Dataset extract:
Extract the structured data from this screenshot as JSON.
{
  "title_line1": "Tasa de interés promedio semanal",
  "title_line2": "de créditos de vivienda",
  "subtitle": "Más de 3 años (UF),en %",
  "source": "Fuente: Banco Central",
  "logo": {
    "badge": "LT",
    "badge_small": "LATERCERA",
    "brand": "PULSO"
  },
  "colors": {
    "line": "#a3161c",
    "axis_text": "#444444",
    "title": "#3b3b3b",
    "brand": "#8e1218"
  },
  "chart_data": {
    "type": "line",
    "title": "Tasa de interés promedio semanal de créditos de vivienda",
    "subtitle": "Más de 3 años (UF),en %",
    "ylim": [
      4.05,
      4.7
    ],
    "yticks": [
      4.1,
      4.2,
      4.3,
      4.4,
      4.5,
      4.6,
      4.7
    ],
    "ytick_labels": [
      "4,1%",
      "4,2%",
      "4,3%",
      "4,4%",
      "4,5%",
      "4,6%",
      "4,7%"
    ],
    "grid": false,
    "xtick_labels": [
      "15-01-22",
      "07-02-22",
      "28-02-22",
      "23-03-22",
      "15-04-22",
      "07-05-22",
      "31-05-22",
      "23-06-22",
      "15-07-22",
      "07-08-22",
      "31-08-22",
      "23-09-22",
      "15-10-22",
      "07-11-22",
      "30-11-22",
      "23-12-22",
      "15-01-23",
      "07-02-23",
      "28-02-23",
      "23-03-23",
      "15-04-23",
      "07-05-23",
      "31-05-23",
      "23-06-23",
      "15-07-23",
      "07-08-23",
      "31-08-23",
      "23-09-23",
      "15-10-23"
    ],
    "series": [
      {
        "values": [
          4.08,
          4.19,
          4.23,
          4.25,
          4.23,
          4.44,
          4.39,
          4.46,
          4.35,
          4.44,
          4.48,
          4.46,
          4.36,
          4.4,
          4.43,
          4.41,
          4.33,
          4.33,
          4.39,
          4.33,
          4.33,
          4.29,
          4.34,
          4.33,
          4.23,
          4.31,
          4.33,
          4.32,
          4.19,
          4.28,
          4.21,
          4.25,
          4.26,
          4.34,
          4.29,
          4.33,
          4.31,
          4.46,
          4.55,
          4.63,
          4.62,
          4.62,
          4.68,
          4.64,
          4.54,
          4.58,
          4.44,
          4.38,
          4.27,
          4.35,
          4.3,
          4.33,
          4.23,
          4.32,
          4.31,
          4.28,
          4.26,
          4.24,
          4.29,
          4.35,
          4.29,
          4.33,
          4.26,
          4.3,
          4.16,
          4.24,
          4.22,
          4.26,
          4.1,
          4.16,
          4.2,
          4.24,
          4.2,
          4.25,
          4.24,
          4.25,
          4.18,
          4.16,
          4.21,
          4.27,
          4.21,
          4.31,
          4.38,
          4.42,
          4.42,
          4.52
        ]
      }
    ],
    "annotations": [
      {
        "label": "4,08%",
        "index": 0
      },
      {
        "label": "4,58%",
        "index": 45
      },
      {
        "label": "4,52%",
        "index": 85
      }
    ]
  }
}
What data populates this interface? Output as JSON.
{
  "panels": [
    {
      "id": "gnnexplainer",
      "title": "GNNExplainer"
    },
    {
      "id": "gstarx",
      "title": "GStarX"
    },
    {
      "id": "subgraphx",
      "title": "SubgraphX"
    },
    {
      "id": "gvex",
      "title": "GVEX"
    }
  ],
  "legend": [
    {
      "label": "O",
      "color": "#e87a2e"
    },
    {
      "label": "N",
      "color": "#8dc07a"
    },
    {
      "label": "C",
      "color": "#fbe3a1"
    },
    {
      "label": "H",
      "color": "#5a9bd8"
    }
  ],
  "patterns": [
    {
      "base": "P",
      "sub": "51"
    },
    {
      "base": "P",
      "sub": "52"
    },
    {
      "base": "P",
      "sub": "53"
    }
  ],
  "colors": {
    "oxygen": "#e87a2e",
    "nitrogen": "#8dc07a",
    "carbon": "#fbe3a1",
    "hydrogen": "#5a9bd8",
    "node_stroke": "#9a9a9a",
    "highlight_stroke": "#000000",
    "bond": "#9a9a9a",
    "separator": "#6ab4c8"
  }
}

Set task: Your task is to give the records above again, exactly.

Expected answer:
Extract the structured data from this screenshot as JSON.
{
  "title_line1": "Tasa de interés promedio semanal",
  "title_line2": "de créditos de vivienda",
  "subtitle": "Más de 3 años (UF),en %",
  "source": "Fuente: Banco Central",
  "logo": {
    "badge": "LT",
    "badge_small": "LATERCERA",
    "brand": "PULSO"
  },
  "colors": {
    "line": "#a3161c",
    "axis_text": "#444444",
    "title": "#3b3b3b",
    "brand": "#8e1218"
  },
  "chart_data": {
    "type": "line",
    "title": "Tasa de interés promedio semanal de créditos de vivienda",
    "subtitle": "Más de 3 años (UF),en %",
    "ylim": [
      4.05,
      4.7
    ],
    "yticks": [
      4.1,
      4.2,
      4.3,
      4.4,
      4.5,
      4.6,
      4.7
    ],
    "ytick_labels": [
      "4,1%",
      "4,2%",
      "4,3%",
      "4,4%",
      "4,5%",
      "4,6%",
      "4,7%"
    ],
    "grid": false,
    "xtick_labels": [
      "15-01-22",
      "07-02-22",
      "28-02-22",
      "23-03-22",
      "15-04-22",
      "07-05-22",
      "31-05-22",
      "23-06-22",
      "15-07-22",
      "07-08-22",
      "31-08-22",
      "23-09-22",
      "15-10-22",
      "07-11-22",
      "30-11-22",
      "23-12-22",
      "15-01-23",
      "07-02-23",
      "28-02-23",
      "23-03-23",
      "15-04-23",
      "07-05-23",
      "31-05-23",
      "23-06-23",
      "15-07-23",
      "07-08-23",
      "31-08-23",
      "23-09-23",
      "15-10-23"
    ],
    "series": [
      {
        "values": [
          4.08,
          4.19,
          4.23,
          4.25,
          4.23,
          4.44,
          4.39,
          4.46,
          4.35,
          4.44,
          4.48,
          4.46,
          4.36,
          4.4,
          4.43,
          4.41,
          4.33,
          4.33,
          4.39,
          4.33,
          4.33,
          4.29,
          4.34,
          4.33,
          4.23,
          4.31,
          4.33,
          4.32,
          4.19,
          4.28,
          4.21,
          4.25,
          4.26,
          4.34,
          4.29,
          4.33,
          4.31,
          4.46,
          4.55,
          4.63,
          4.62,
          4.62,
          4.68,
          4.64,
          4.54,
          4.58,
          4.44,
          4.38,
          4.27,
          4.35,
          4.3,
          4.33,
          4.23,
          4.32,
          4.31,
          4.28,
          4.26,
          4.24,
          4.29,
          4.35,
          4.29,
          4.33,
          4.26,
          4.3,
          4.16,
          4.24,
          4.22,
          4.26,
          4.1,
          4.16,
          4.2,
          4.24,
          4.2,
          4.25,
          4.24,
          4.25,
          4.18,
          4.16,
          4.21,
          4.27,
          4.21,
          4.31,
          4.38,
          4.42,
          4.42,
          4.52
        ]
      }
    ],
    "annotations": [
      {
        "label": "4,08%",
        "index": 0
      },
      {
        "label": "4,58%",
        "index": 45
      },
      {
        "label": "4,52%",
        "index": 85
      }
    ]
  }
}
What data populates this interface? Output as JSON.
{
  "panels": [
    {
      "id": "gnnexplainer",
      "title": "GNNExplainer"
    },
    {
      "id": "gstarx",
      "title": "GStarX"
    },
    {
      "id": "subgraphx",
      "title": "SubgraphX"
    },
    {
      "id": "gvex",
      "title": "GVEX"
    }
  ],
  "legend": [
    {
      "label": "O",
      "color": "#e87a2e"
    },
    {
      "label": "N",
      "color": "#8dc07a"
    },
    {
      "label": "C",
      "color": "#fbe3a1"
    },
    {
      "label": "H",
      "color": "#5a9bd8"
    }
  ],
  "patterns": [
    {
      "base": "P",
      "sub": "51"
    },
    {
      "base": "P",
      "sub": "52"
    },
    {
      "base": "P",
      "sub": "53"
    }
  ],
  "colors": {
    "oxygen": "#e87a2e",
    "nitrogen": "#8dc07a",
    "carbon": "#fbe3a1",
    "hydrogen": "#5a9bd8",
    "node_stroke": "#9a9a9a",
    "highlight_stroke": "#000000",
    "bond": "#9a9a9a",
    "separator": "#6ab4c8"
  }
}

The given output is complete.